┌─ Source material

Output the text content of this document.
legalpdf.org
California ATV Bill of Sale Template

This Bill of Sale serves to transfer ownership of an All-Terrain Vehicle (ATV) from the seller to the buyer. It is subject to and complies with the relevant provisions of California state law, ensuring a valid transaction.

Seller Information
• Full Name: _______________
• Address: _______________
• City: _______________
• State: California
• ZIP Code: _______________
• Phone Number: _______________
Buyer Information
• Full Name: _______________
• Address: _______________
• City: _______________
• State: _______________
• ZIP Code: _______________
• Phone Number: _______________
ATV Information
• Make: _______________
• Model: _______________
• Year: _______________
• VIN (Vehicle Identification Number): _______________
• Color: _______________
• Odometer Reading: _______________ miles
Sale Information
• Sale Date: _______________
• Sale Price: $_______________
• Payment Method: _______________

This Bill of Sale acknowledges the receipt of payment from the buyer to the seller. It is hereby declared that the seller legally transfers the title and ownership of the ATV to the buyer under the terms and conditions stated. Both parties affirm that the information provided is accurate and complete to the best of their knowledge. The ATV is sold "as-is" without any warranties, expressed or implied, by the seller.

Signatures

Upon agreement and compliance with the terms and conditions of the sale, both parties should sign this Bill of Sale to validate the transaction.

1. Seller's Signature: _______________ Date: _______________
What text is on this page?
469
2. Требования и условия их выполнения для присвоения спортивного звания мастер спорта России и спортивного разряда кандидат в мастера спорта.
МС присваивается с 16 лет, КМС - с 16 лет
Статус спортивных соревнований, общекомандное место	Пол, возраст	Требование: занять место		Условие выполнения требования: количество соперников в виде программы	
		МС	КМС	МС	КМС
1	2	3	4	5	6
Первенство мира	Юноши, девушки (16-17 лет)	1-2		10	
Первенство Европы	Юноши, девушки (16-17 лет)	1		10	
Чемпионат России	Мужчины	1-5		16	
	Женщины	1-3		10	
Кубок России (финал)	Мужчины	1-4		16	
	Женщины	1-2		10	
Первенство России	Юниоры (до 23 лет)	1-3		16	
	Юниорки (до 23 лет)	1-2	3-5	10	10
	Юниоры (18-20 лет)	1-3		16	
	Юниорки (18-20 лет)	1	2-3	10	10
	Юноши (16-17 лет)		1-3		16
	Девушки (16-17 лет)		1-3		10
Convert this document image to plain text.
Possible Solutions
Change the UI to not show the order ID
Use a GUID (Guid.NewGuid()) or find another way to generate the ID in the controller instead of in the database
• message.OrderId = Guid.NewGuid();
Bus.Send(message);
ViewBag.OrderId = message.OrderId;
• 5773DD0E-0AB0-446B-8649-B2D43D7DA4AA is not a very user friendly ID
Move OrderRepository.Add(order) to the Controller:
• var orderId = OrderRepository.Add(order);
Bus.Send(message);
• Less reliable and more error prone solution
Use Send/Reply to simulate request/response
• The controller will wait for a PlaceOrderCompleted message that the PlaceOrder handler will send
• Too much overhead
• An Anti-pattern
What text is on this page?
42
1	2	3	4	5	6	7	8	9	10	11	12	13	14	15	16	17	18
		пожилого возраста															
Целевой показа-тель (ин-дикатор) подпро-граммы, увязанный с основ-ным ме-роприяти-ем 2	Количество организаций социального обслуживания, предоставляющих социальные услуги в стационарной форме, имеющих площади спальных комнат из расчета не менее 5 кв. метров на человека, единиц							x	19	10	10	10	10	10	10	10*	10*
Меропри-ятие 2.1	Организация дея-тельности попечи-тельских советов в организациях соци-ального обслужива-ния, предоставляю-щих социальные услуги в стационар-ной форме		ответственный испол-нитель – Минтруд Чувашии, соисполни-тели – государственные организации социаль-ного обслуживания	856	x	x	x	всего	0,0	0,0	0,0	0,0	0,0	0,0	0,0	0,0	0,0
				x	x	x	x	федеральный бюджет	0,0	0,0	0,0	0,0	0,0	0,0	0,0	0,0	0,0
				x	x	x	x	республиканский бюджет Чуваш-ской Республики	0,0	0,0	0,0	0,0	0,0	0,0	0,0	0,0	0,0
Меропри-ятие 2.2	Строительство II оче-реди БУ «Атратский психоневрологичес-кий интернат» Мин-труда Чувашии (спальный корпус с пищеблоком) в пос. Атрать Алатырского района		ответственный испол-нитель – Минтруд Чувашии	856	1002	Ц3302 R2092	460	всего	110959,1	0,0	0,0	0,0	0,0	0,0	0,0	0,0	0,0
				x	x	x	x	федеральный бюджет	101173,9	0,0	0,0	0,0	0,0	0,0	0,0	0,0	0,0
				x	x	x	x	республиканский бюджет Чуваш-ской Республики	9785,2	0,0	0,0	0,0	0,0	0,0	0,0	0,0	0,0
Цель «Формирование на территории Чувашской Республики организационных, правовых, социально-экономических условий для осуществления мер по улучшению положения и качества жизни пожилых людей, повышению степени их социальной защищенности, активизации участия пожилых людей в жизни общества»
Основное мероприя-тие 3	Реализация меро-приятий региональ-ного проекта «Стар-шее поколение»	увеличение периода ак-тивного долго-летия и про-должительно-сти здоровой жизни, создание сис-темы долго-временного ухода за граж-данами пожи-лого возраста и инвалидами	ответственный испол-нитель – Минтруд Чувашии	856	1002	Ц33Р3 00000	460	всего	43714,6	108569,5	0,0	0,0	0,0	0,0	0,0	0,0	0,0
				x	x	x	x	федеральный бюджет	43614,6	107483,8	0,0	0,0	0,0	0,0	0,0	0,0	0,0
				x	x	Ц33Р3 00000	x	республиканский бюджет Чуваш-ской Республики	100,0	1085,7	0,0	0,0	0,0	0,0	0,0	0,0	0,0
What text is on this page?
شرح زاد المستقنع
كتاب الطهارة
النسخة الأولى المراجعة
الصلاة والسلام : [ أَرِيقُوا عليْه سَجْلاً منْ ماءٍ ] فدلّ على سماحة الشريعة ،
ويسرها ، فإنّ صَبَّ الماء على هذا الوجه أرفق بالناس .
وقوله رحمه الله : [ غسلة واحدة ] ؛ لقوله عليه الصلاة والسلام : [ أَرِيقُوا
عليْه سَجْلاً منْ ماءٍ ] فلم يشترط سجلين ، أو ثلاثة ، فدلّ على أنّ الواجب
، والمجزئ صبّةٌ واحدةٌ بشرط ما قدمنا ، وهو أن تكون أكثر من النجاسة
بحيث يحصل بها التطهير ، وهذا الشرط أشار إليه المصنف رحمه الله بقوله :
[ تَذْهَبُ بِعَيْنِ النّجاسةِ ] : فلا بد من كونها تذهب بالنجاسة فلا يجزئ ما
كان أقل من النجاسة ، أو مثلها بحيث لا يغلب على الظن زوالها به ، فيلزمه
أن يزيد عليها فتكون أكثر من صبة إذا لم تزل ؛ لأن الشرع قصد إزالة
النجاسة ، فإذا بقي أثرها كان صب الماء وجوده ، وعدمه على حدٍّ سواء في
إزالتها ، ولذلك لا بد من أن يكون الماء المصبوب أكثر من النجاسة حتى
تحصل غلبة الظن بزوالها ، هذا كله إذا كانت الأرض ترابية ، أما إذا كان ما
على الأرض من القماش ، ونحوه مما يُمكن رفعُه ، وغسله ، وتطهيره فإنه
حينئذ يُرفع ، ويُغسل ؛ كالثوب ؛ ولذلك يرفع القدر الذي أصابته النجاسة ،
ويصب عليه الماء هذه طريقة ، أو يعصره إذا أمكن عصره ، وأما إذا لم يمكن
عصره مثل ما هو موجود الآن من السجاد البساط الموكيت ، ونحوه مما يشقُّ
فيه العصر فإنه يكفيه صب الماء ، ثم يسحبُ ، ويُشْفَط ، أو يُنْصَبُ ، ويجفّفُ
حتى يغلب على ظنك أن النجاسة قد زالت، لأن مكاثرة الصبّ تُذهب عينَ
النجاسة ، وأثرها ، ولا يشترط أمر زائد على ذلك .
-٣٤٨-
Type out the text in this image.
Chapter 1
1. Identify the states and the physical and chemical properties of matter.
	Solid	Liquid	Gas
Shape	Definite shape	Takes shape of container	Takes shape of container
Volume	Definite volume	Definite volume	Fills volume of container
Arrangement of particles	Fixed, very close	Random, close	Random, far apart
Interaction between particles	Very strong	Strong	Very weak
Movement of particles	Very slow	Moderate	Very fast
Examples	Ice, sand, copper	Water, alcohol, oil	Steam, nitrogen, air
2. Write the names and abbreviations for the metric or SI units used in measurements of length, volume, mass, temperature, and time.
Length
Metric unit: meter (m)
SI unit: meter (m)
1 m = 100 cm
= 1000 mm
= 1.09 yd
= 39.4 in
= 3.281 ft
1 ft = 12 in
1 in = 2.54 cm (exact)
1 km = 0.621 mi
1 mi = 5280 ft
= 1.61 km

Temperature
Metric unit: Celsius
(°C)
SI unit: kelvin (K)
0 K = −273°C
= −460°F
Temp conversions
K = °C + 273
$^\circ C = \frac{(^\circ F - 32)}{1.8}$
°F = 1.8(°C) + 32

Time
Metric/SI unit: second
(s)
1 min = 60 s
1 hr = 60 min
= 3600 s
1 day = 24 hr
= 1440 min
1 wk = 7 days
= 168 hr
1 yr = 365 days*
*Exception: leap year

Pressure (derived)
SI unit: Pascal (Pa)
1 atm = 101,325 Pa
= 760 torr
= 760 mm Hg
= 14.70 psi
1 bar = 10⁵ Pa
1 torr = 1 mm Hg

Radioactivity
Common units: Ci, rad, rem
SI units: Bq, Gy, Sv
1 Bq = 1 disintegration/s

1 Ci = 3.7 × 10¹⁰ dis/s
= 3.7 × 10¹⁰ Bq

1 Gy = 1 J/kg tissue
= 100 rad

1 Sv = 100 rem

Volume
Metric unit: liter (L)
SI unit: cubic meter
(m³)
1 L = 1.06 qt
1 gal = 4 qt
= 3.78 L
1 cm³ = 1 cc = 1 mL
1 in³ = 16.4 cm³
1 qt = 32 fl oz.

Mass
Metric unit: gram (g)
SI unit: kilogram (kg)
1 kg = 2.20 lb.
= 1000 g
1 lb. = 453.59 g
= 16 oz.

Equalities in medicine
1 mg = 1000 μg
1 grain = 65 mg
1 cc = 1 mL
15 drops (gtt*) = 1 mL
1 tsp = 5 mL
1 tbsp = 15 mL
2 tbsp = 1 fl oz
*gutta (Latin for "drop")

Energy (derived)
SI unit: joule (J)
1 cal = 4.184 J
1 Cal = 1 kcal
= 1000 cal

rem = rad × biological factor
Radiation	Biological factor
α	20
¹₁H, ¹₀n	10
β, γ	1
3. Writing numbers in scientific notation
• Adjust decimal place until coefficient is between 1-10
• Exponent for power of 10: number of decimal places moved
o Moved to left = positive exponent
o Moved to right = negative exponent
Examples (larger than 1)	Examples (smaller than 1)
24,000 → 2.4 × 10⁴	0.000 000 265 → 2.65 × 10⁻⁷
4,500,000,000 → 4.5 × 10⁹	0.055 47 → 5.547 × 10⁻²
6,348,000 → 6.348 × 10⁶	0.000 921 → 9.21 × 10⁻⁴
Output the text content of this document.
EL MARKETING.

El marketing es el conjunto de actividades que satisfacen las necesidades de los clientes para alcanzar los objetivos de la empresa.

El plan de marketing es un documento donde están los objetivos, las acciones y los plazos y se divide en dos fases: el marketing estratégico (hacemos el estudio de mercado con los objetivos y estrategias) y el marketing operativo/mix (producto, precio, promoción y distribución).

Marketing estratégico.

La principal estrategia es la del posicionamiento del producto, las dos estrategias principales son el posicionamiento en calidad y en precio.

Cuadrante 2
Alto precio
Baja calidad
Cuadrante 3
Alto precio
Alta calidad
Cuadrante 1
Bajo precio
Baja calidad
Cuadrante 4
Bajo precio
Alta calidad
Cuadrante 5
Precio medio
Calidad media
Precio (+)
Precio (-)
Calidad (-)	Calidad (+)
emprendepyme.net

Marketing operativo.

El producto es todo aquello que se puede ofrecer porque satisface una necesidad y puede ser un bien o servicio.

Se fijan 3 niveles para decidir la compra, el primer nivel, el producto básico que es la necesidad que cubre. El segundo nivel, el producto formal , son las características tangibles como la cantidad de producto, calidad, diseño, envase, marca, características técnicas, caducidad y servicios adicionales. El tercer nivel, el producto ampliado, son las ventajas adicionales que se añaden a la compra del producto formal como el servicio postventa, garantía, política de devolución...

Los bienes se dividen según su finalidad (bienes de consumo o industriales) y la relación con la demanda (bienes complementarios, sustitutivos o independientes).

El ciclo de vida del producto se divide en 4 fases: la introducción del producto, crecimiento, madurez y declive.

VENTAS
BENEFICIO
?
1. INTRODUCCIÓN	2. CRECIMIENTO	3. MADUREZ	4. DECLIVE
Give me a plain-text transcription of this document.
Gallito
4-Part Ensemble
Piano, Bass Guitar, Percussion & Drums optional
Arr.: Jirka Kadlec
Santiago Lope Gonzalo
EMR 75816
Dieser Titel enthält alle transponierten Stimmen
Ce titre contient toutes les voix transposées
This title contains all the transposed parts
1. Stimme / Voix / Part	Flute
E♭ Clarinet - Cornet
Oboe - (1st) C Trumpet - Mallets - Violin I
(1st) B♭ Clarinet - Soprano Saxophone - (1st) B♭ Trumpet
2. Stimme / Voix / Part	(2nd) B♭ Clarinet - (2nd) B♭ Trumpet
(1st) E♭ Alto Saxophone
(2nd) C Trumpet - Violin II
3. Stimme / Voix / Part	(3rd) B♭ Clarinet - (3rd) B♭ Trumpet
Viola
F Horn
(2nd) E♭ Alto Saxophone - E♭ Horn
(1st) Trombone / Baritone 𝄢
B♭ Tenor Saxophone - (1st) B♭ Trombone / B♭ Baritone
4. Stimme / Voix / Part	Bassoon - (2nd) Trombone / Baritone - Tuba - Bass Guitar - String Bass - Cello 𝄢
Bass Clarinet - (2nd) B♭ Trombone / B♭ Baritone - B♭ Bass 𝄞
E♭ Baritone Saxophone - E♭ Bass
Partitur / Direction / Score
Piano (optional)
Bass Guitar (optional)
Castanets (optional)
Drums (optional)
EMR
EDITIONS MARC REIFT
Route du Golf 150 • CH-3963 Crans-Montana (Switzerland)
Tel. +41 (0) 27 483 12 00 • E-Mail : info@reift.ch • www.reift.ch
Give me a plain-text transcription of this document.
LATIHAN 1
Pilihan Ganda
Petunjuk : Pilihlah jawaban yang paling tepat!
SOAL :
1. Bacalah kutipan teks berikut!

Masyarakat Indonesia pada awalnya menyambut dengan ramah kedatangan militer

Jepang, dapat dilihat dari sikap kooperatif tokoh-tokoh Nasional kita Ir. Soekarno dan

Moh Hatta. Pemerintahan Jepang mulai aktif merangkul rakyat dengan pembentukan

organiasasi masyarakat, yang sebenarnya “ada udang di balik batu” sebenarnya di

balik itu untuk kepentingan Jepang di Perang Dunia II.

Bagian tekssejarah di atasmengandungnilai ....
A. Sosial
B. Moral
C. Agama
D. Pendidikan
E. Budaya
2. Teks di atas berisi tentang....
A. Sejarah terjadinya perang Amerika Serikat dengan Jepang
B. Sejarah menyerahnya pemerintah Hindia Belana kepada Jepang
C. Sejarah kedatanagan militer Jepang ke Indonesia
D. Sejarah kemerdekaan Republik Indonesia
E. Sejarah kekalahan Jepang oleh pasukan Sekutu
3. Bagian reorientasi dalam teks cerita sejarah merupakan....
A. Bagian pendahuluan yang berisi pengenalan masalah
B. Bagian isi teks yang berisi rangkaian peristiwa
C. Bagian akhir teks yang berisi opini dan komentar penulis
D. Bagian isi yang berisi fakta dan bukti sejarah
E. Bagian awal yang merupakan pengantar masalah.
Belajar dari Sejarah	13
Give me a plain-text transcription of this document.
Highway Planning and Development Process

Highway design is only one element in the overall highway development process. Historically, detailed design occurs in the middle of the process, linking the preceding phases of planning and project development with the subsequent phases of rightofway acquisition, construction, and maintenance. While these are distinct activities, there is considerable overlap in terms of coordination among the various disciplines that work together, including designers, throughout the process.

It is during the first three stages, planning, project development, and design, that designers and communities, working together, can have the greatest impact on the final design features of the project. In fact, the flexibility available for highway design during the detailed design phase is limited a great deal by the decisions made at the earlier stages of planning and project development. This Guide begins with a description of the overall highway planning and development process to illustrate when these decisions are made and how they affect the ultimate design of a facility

└─

_Exercise requirements_
Gather each line of the listing that holds the string "Юниорки".

_Exercise answer_
	Юниорки (до 23 лет)	1-2	3-5	10	10
	Юниорки (18-20 лет)	1	2-3	10	10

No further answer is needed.